Requirement: Transcribe every entry below word for word, but skip the pictures.

Raw records:

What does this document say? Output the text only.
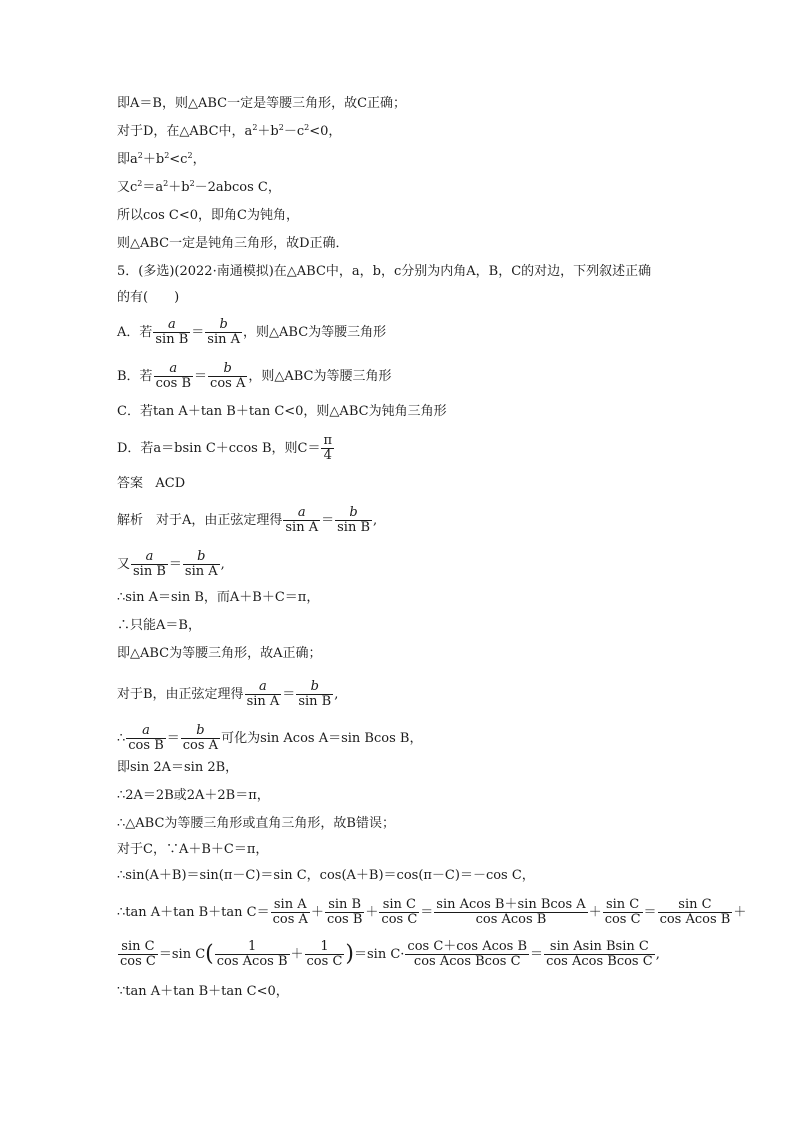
即A＝B，则△ABC一定是等腰三角形，故C正确；
对于D，在△ABC中，$a^2+b^2-c^2<0$，
即$a^2+b^2<c^2$，
又$c^2=a^2+b^2-2abcos$ C，
所以cos C<0，即角C为钝角，
则△ABC一定是钝角三角形，故D正确．
5．(多选)(2022·南通模拟)在△ABC中，a，b，c分别为内角A，B，C的对边，下列叙述正确
的有(　　)
A．若 $\frac{a}{\text{sin B}} = \frac{b}{\text{sin A}}$ ，则△ABC为等腰三角形
B．若 $\frac{a}{\text{cos B}} = \frac{b}{\text{cos A}}$ ，则△ABC为等腰三角形
C．若tan A＋tan B＋tan C<0，则△ABC为钝角三角形
D．若a＝bsin C＋ccos B，则$C= \frac{\pi}{4}$
答案 ACD
解析　对于A，由正弦定理得 $\frac{a}{\text{sin A}} = \frac{b}{\text{sin B}}$ ,
又 $\frac{a}{\text{sin B}} = \frac{b}{\text{sin A}}$ ,
∴sin A＝sin B，而A＋B＋C＝π，
∴只能A＝B，
即△ABC为等腰三角形，故A正确；
对于B，由正弦定理得 $\frac{a}{\text{sin A}} = \frac{b}{\text{sin B}}$ ,
∴ $\frac{a}{\text{cos B}} = \frac{b}{\text{cos A}}$ 可化为sin Acos A＝sin Bcos B，
即sin 2A＝sin 2B，
∴2A＝2B或2A＋2B＝π，
∴△ABC为等腰三角形或直角三角形，故B错误；
对于C，∵A＋B＋C＝π，
∴sin(A＋B)＝sin(π－C)＝sin C，cos(A＋B)＝cos(π－C)＝－cos C，
∴tan A＋tan B＋tan $C= \frac{\text{sin A}}{\text{cos A}} + \frac{\text{sin B}}{\text{cos B}} + \frac{\text{sin C}}{\text{cos C}} = \frac{\text{sin Acos B＋sin Bcos A}}{\text{cos Acos B}} + \frac{\text{sin C}}{\text{cos C}} = \frac{\text{sin C}}{\text{cos Acos B}}$ ＋
$\frac{\text{sin C}}{\text{cos C}} =\sin$ $C( \frac{1}{\text{cos Acos B}} + \frac{1}{\text{cos C}} )=\sin$ $C\cdot \frac{\text{cos C＋cos Acos B}}{\text{cos Acos Bcos C}} = \frac{\text{sin Asin Bsin C}}{\text{cos Acos Bcos C}}$ ,
∵tan A＋tan B＋tan C<0，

Answer to this task:
What does this document say? Output the text only.
即A＝B，则△ABC一定是等腰三角形，故C正确；
对于D，在△ABC中，$a^2+b^2-c^2<0$，
即$a^2+b^2<c^2$，
又$c^2=a^2+b^2-2abcos$ C，
所以cos C<0，即角C为钝角，
则△ABC一定是钝角三角形，故D正确．
5．(多选)(2022·南通模拟)在△ABC中，a，b，c分别为内角A，B，C的对边，下列叙述正确
的有(　　)
A．若 $\frac{a}{\text{sin B}} = \frac{b}{\text{sin A}}$ ，则△ABC为等腰三角形
B．若 $\frac{a}{\text{cos B}} = \frac{b}{\text{cos A}}$ ，则△ABC为等腰三角形
C．若tan A＋tan B＋tan C<0，则△ABC为钝角三角形
D．若a＝bsin C＋ccos B，则$C= \frac{\pi}{4}$
答案 ACD
解析　对于A，由正弦定理得 $\frac{a}{\text{sin A}} = \frac{b}{\text{sin B}}$ ,
又 $\frac{a}{\text{sin B}} = \frac{b}{\text{sin A}}$ ,
∴sin A＝sin B，而A＋B＋C＝π，
∴只能A＝B，
即△ABC为等腰三角形，故A正确；
对于B，由正弦定理得 $\frac{a}{\text{sin A}} = \frac{b}{\text{sin B}}$ ,
∴ $\frac{a}{\text{cos B}} = \frac{b}{\text{cos A}}$ 可化为sin Acos A＝sin Bcos B，
即sin 2A＝sin 2B，
∴2A＝2B或2A＋2B＝π，
∴△ABC为等腰三角形或直角三角形，故B错误；
对于C，∵A＋B＋C＝π，
∴sin(A＋B)＝sin(π－C)＝sin C，cos(A＋B)＝cos(π－C)＝－cos C，
∴tan A＋tan B＋tan $C= \frac{\text{sin A}}{\text{cos A}} + \frac{\text{sin B}}{\text{cos B}} + \frac{\text{sin C}}{\text{cos C}} = \frac{\text{sin Acos B＋sin Bcos A}}{\text{cos Acos B}} + \frac{\text{sin C}}{\text{cos C}} = \frac{\text{sin C}}{\text{cos Acos B}}$ ＋
$\frac{\text{sin C}}{\text{cos C}} =\sin$ $C( \frac{1}{\text{cos Acos B}} + \frac{1}{\text{cos C}} )=\sin$ $C\cdot \frac{\text{cos C＋cos Acos B}}{\text{cos Acos Bcos C}} = \frac{\text{sin Asin Bsin C}}{\text{cos Acos Bcos C}}$ ,
∵tan A＋tan B＋tan C<0，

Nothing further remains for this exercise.